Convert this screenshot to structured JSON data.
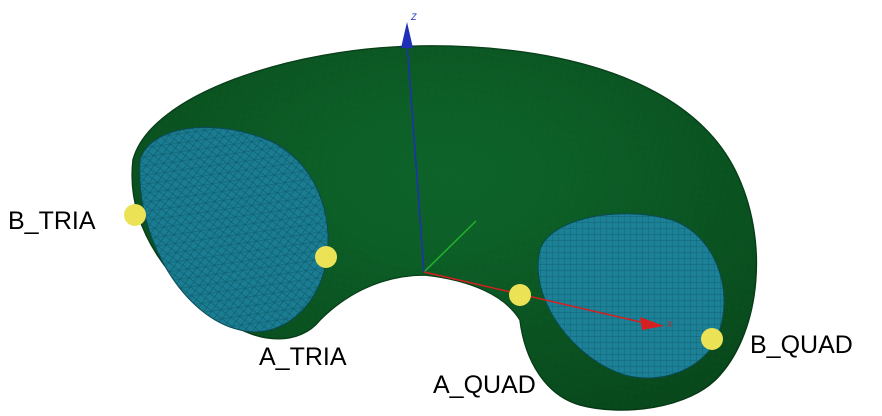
{
  "colors": {
    "torus_outer": "#0b5a22",
    "torus_inner": "#1a7d92",
    "torus_shadow": "#073d18",
    "marker": "#ece255",
    "x_axis": "#d42020",
    "y_axis": "#22b22a",
    "z_axis": "#1f2fb8",
    "label_text": "#000000"
  },
  "axes": {
    "z": {
      "label": "Z",
      "icon": "z-axis-arrow"
    },
    "x": {
      "label": "X",
      "icon": "x-axis-arrow"
    },
    "y": {
      "label": "",
      "icon": "y-axis-line"
    }
  },
  "points": [
    {
      "id": "b-tria",
      "label": "B_TRIA"
    },
    {
      "id": "a-tria",
      "label": "A_TRIA"
    },
    {
      "id": "a-quad",
      "label": "A_QUAD"
    },
    {
      "id": "b-quad",
      "label": "B_QUAD"
    }
  ]
}
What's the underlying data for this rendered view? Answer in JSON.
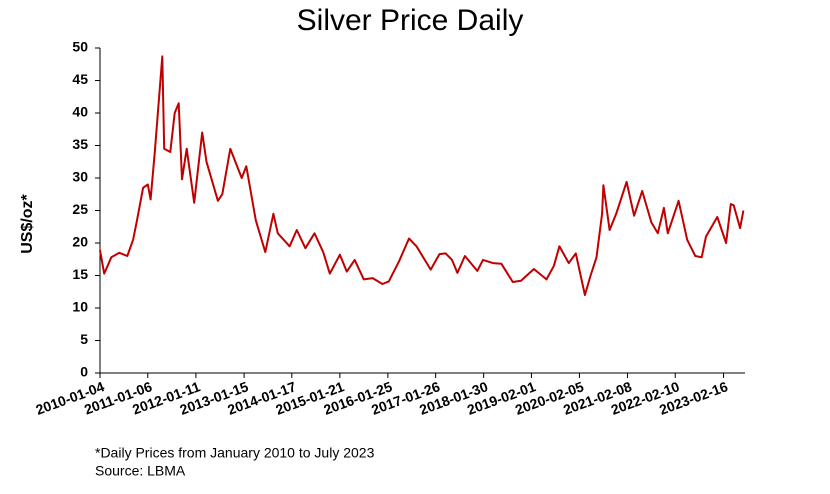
{
  "chart_data": {
    "type": "line",
    "title": "Silver Price Daily",
    "y_label": "US$/oz*",
    "footnotes": [
      "*Daily Prices from January 2010 to July 2023",
      "Source: LBMA"
    ],
    "xlim": [
      "2010-01-04",
      "2023-07-31"
    ],
    "xticks": [
      "2010-01-04",
      "2011-01-06",
      "2012-01-11",
      "2013-01-15",
      "2014-01-17",
      "2015-01-21",
      "2016-01-25",
      "2017-01-26",
      "2018-01-30",
      "2019-02-01",
      "2020-02-05",
      "2021-02-08",
      "2022-02-10",
      "2023-02-16"
    ],
    "ylim": [
      0,
      50
    ],
    "yticks": [
      0,
      5,
      10,
      15,
      20,
      25,
      30,
      35,
      40,
      45,
      50
    ],
    "x": [
      "2010-01-04",
      "2010-02-05",
      "2010-04-01",
      "2010-06-01",
      "2010-08-02",
      "2010-09-15",
      "2010-10-15",
      "2010-12-01",
      "2011-01-06",
      "2011-01-28",
      "2011-03-01",
      "2011-04-28",
      "2011-05-12",
      "2011-06-28",
      "2011-08-01",
      "2011-09-01",
      "2011-09-26",
      "2011-11-01",
      "2011-12-29",
      "2012-02-28",
      "2012-04-01",
      "2012-06-28",
      "2012-08-01",
      "2012-10-01",
      "2012-12-28",
      "2013-02-01",
      "2013-04-15",
      "2013-06-27",
      "2013-08-28",
      "2013-10-01",
      "2013-12-31",
      "2014-02-24",
      "2014-05-01",
      "2014-07-10",
      "2014-09-15",
      "2014-11-05",
      "2015-01-21",
      "2015-03-15",
      "2015-05-15",
      "2015-07-24",
      "2015-09-30",
      "2015-12-14",
      "2016-02-01",
      "2016-04-20",
      "2016-07-05",
      "2016-09-01",
      "2016-12-19",
      "2017-02-25",
      "2017-04-13",
      "2017-06-01",
      "2017-07-12",
      "2017-09-08",
      "2017-12-12",
      "2018-01-25",
      "2018-04-11",
      "2018-06-15",
      "2018-09-11",
      "2018-11-13",
      "2019-02-20",
      "2019-05-28",
      "2019-07-24",
      "2019-09-04",
      "2019-11-15",
      "2020-01-08",
      "2020-03-18",
      "2020-05-01",
      "2020-06-15",
      "2020-07-28",
      "2020-08-07",
      "2020-09-24",
      "2020-11-13",
      "2021-02-01",
      "2021-03-31",
      "2021-06-01",
      "2021-08-10",
      "2021-09-29",
      "2021-11-15",
      "2021-12-15",
      "2022-03-08",
      "2022-05-13",
      "2022-07-14",
      "2022-09-01",
      "2022-10-04",
      "2022-12-30",
      "2023-03-08",
      "2023-04-13",
      "2023-05-05",
      "2023-06-23",
      "2023-07-19"
    ],
    "series": [
      {
        "name": "Silver",
        "color": "#c00000",
        "values": [
          18.9,
          15.3,
          17.8,
          18.5,
          18.0,
          20.5,
          23.5,
          28.5,
          29.0,
          26.7,
          34.0,
          48.7,
          34.5,
          34.0,
          40.0,
          41.5,
          29.8,
          34.5,
          26.2,
          37.0,
          32.5,
          26.5,
          27.5,
          34.5,
          30.0,
          31.8,
          23.5,
          18.6,
          24.5,
          21.5,
          19.5,
          22.0,
          19.2,
          21.5,
          18.6,
          15.3,
          18.2,
          15.6,
          17.4,
          14.4,
          14.6,
          13.7,
          14.1,
          17.2,
          20.7,
          19.5,
          15.9,
          18.3,
          18.4,
          17.4,
          15.4,
          18.0,
          15.7,
          17.4,
          16.9,
          16.8,
          14.0,
          14.2,
          16.0,
          14.4,
          16.5,
          19.5,
          16.9,
          18.4,
          12.0,
          15.0,
          17.8,
          24.5,
          28.9,
          22.0,
          24.5,
          29.4,
          24.2,
          28.0,
          23.2,
          21.5,
          25.4,
          21.5,
          26.5,
          20.5,
          18.0,
          17.8,
          21.0,
          24.0,
          20.0,
          26.0,
          25.8,
          22.3,
          25.0
        ]
      }
    ]
  }
}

▶ Exercise: Scan the material above for the string "Silver" and return the lines that hold it.

▶ Full response:
    "title": "Silver Price Daily",
        "name": "Silver",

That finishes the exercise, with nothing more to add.